GIVEN TASK
All records must be quoted exactly. Omit the pictures.

EXTRACTED INFORMATION

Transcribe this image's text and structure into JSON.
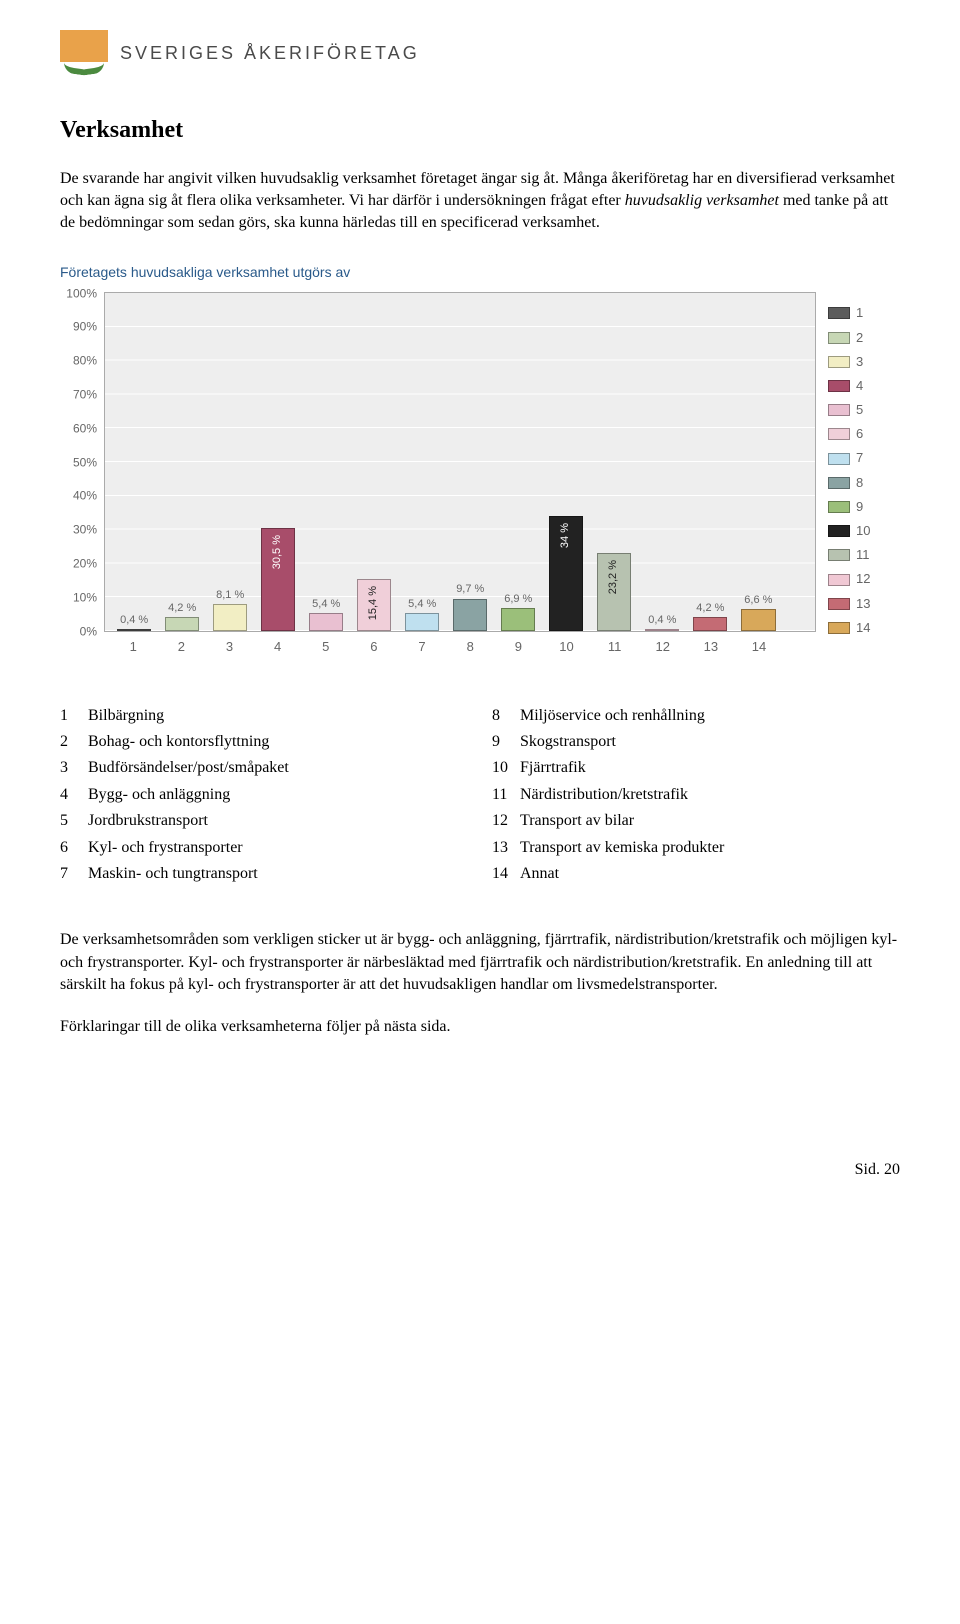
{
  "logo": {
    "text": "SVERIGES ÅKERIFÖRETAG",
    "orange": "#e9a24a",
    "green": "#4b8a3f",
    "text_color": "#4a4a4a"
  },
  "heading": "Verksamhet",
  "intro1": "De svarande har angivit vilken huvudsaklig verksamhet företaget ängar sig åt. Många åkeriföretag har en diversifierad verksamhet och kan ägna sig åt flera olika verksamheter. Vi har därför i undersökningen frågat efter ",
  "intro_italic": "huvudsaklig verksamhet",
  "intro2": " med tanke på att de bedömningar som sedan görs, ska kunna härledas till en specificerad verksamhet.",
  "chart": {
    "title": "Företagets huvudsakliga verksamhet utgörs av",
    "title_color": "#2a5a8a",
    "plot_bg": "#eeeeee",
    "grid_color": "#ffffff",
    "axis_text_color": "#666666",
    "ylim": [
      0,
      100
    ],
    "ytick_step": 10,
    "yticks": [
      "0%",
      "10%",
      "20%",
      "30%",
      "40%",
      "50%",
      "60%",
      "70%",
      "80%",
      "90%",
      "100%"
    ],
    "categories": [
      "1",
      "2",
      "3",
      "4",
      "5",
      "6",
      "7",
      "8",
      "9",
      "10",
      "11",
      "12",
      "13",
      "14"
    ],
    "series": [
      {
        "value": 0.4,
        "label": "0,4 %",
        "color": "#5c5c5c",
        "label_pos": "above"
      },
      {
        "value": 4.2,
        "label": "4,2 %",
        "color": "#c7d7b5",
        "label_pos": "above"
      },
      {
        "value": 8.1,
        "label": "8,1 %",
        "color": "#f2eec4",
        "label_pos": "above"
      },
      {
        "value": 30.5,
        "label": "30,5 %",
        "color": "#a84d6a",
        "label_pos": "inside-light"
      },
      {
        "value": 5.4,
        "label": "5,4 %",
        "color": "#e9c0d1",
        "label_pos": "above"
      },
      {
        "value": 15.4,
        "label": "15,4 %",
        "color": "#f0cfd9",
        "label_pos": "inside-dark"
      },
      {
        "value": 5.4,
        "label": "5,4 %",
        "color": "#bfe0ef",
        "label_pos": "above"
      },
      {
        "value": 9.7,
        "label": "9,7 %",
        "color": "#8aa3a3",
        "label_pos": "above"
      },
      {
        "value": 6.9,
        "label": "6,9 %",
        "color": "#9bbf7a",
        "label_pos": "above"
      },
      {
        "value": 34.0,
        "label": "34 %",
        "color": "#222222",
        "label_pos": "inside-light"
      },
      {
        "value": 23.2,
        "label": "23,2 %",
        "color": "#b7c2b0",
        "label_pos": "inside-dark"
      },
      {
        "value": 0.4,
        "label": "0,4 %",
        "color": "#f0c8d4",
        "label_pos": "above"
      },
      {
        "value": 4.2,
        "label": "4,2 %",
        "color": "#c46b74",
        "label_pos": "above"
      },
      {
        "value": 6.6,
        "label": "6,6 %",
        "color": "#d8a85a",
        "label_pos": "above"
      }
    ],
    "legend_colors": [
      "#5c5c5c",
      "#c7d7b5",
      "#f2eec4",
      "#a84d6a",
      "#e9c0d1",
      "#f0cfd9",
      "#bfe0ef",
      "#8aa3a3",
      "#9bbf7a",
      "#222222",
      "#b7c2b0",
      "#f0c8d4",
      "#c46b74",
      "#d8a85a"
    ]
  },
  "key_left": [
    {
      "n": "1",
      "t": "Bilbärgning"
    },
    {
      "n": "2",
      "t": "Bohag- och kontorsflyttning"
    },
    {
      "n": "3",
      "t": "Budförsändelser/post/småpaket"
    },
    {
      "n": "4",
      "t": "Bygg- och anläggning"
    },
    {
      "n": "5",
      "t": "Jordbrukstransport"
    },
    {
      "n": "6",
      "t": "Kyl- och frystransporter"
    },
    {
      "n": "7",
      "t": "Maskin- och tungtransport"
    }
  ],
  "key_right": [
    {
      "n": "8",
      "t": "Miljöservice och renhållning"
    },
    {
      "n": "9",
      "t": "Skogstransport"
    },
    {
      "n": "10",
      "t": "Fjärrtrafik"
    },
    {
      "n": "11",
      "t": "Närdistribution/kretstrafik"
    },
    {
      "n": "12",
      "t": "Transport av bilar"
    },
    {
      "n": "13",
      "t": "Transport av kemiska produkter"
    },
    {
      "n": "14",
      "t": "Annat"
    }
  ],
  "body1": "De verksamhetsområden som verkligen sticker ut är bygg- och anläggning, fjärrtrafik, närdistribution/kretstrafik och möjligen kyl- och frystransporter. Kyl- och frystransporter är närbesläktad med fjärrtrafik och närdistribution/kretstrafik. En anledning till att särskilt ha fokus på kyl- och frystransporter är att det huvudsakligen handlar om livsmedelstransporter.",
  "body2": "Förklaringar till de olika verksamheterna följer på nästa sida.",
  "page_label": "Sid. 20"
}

WRITTEN ANSWER
Transcribe this image's text and structure into JSON.
{
  "logo": {
    "text": "SVERIGES ÅKERIFÖRETAG",
    "orange": "#e9a24a",
    "green": "#4b8a3f",
    "text_color": "#4a4a4a"
  },
  "heading": "Verksamhet",
  "intro1": "De svarande har angivit vilken huvudsaklig verksamhet företaget ängar sig åt. Många åkeriföretag har en diversifierad verksamhet och kan ägna sig åt flera olika verksamheter. Vi har därför i undersökningen frågat efter ",
  "intro_italic": "huvudsaklig verksamhet",
  "intro2": " med tanke på att de bedömningar som sedan görs, ska kunna härledas till en specificerad verksamhet.",
  "chart": {
    "title": "Företagets huvudsakliga verksamhet utgörs av",
    "title_color": "#2a5a8a",
    "plot_bg": "#eeeeee",
    "grid_color": "#ffffff",
    "axis_text_color": "#666666",
    "ylim": [
      0,
      100
    ],
    "ytick_step": 10,
    "yticks": [
      "0%",
      "10%",
      "20%",
      "30%",
      "40%",
      "50%",
      "60%",
      "70%",
      "80%",
      "90%",
      "100%"
    ],
    "categories": [
      "1",
      "2",
      "3",
      "4",
      "5",
      "6",
      "7",
      "8",
      "9",
      "10",
      "11",
      "12",
      "13",
      "14"
    ],
    "series": [
      {
        "value": 0.4,
        "label": "0,4 %",
        "color": "#5c5c5c",
        "label_pos": "above"
      },
      {
        "value": 4.2,
        "label": "4,2 %",
        "color": "#c7d7b5",
        "label_pos": "above"
      },
      {
        "value": 8.1,
        "label": "8,1 %",
        "color": "#f2eec4",
        "label_pos": "above"
      },
      {
        "value": 30.5,
        "label": "30,5 %",
        "color": "#a84d6a",
        "label_pos": "inside-light"
      },
      {
        "value": 5.4,
        "label": "5,4 %",
        "color": "#e9c0d1",
        "label_pos": "above"
      },
      {
        "value": 15.4,
        "label": "15,4 %",
        "color": "#f0cfd9",
        "label_pos": "inside-dark"
      },
      {
        "value": 5.4,
        "label": "5,4 %",
        "color": "#bfe0ef",
        "label_pos": "above"
      },
      {
        "value": 9.7,
        "label": "9,7 %",
        "color": "#8aa3a3",
        "label_pos": "above"
      },
      {
        "value": 6.9,
        "label": "6,9 %",
        "color": "#9bbf7a",
        "label_pos": "above"
      },
      {
        "value": 34.0,
        "label": "34 %",
        "color": "#222222",
        "label_pos": "inside-light"
      },
      {
        "value": 23.2,
        "label": "23,2 %",
        "color": "#b7c2b0",
        "label_pos": "inside-dark"
      },
      {
        "value": 0.4,
        "label": "0,4 %",
        "color": "#f0c8d4",
        "label_pos": "above"
      },
      {
        "value": 4.2,
        "label": "4,2 %",
        "color": "#c46b74",
        "label_pos": "above"
      },
      {
        "value": 6.6,
        "label": "6,6 %",
        "color": "#d8a85a",
        "label_pos": "above"
      }
    ],
    "legend_colors": [
      "#5c5c5c",
      "#c7d7b5",
      "#f2eec4",
      "#a84d6a",
      "#e9c0d1",
      "#f0cfd9",
      "#bfe0ef",
      "#8aa3a3",
      "#9bbf7a",
      "#222222",
      "#b7c2b0",
      "#f0c8d4",
      "#c46b74",
      "#d8a85a"
    ]
  },
  "key_left": [
    {
      "n": "1",
      "t": "Bilbärgning"
    },
    {
      "n": "2",
      "t": "Bohag- och kontorsflyttning"
    },
    {
      "n": "3",
      "t": "Budförsändelser/post/småpaket"
    },
    {
      "n": "4",
      "t": "Bygg- och anläggning"
    },
    {
      "n": "5",
      "t": "Jordbrukstransport"
    },
    {
      "n": "6",
      "t": "Kyl- och frystransporter"
    },
    {
      "n": "7",
      "t": "Maskin- och tungtransport"
    }
  ],
  "key_right": [
    {
      "n": "8",
      "t": "Miljöservice och renhållning"
    },
    {
      "n": "9",
      "t": "Skogstransport"
    },
    {
      "n": "10",
      "t": "Fjärrtrafik"
    },
    {
      "n": "11",
      "t": "Närdistribution/kretstrafik"
    },
    {
      "n": "12",
      "t": "Transport av bilar"
    },
    {
      "n": "13",
      "t": "Transport av kemiska produkter"
    },
    {
      "n": "14",
      "t": "Annat"
    }
  ],
  "body1": "De verksamhetsområden som verkligen sticker ut är bygg- och anläggning, fjärrtrafik, närdistribution/kretstrafik och möjligen kyl- och frystransporter. Kyl- och frystransporter är närbesläktad med fjärrtrafik och närdistribution/kretstrafik. En anledning till att särskilt ha fokus på kyl- och frystransporter är att det huvudsakligen handlar om livsmedelstransporter.",
  "body2": "Förklaringar till de olika verksamheterna följer på nästa sida.",
  "page_label": "Sid. 20"
}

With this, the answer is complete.